Pull every line containing "Введите" from the entries.

Dataset records
□ □ □ □ □ □ □
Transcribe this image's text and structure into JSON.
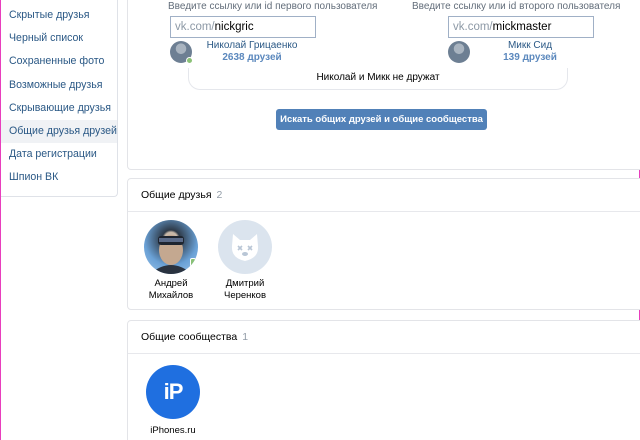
{
  "sidebar": {
    "items": [
      {
        "label": "Скрытые друзья"
      },
      {
        "label": "Черный список"
      },
      {
        "label": "Сохраненные фото"
      },
      {
        "label": "Возможные друзья"
      },
      {
        "label": "Скрывающие друзья"
      },
      {
        "label": "Общие друзья друзей",
        "active": true
      },
      {
        "label": "Дата регистрации"
      },
      {
        "label": "Шпион ВК"
      }
    ]
  },
  "compare": {
    "first": {
      "hint": "Введите ссылку или id первого пользователя",
      "prefix": "vk.com/",
      "value": "nickgric",
      "name": "Николай Грицаенко",
      "count": "2638 друзей",
      "online": true
    },
    "second": {
      "hint": "Введите ссылку или id второго пользователя",
      "prefix": "vk.com/",
      "value": "mickmaster",
      "name": "Микк Сид",
      "count": "139 друзей",
      "online": false
    },
    "status": "Николай и Микк не дружат",
    "button_label": "Искать общих друзей и общие сообщества"
  },
  "friends": {
    "title": "Общие друзья",
    "count": "2",
    "items": [
      {
        "first_name": "Андрей",
        "last_name": "Михайлов",
        "avatar": "photo",
        "online": true
      },
      {
        "first_name": "Дмитрий",
        "last_name": "Черенков",
        "avatar": "deactivated-dog",
        "online": false
      }
    ]
  },
  "groups": {
    "title": "Общие сообщества",
    "count": "1",
    "items": [
      {
        "name": "iPhones.ru",
        "logo_text": "iP",
        "logo_color": "#1f6fe0"
      }
    ]
  },
  "colors": {
    "link": "#2a5885",
    "button": "#5181b8",
    "online": "#8ac176",
    "frame": "#e83ebd"
  }
}
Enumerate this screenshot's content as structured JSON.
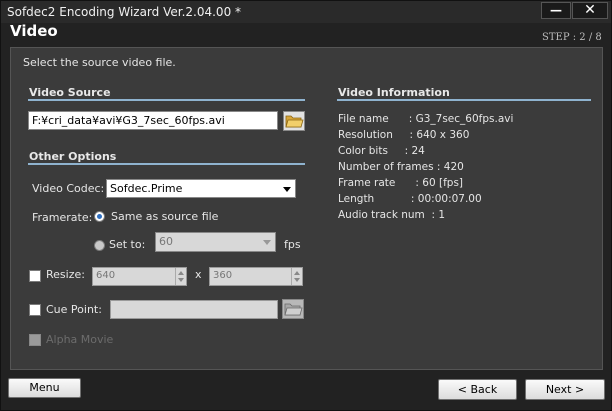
{
  "window": {
    "title": "Sofdec2 Encoding Wizard Ver.2.04.00 *",
    "minimize_glyph": "—",
    "close_glyph": "✕"
  },
  "header": {
    "page_title": "Video",
    "step": "STEP : 2 / 8"
  },
  "instruction": "Select the source video file.",
  "video_source": {
    "section_title": "Video Source",
    "path": "F:¥cri_data¥avi¥G3_7sec_60fps.avi",
    "browse_icon": "folder-open-icon"
  },
  "other_options": {
    "section_title": "Other Options",
    "video_codec_label": "Video Codec:",
    "video_codec_value": "Sofdec.Prime",
    "framerate_label": "Framerate:",
    "same_as_source_label": "Same as source file",
    "set_to_label": "Set to:",
    "set_to_value": "60",
    "fps_label": "fps",
    "resize_label": "Resize:",
    "resize_width": "640",
    "resize_x": "x",
    "resize_height": "360",
    "cue_point_label": "Cue Point:",
    "cue_point_value": "",
    "alpha_movie_label": "Alpha Movie"
  },
  "video_information": {
    "section_title": "Video Information",
    "rows": [
      "File name      : G3_7sec_60fps.avi",
      "Resolution     : 640 x 360",
      "Color bits     : 24",
      "Number of frames : 420",
      "Frame rate      : 60 [fps]",
      "Length           : 00:00:07.00",
      "Audio track num  : 1"
    ]
  },
  "footer": {
    "menu_label": "Menu",
    "back_label": "< Back",
    "next_label": "Next >"
  }
}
□ □ □ □ □ □ □
RESULT FOR THIS EXERCISE ::
      "hint": "Введите ссылку или id первого пользователя",
      "hint": "Введите ссылку или id второго пользователя",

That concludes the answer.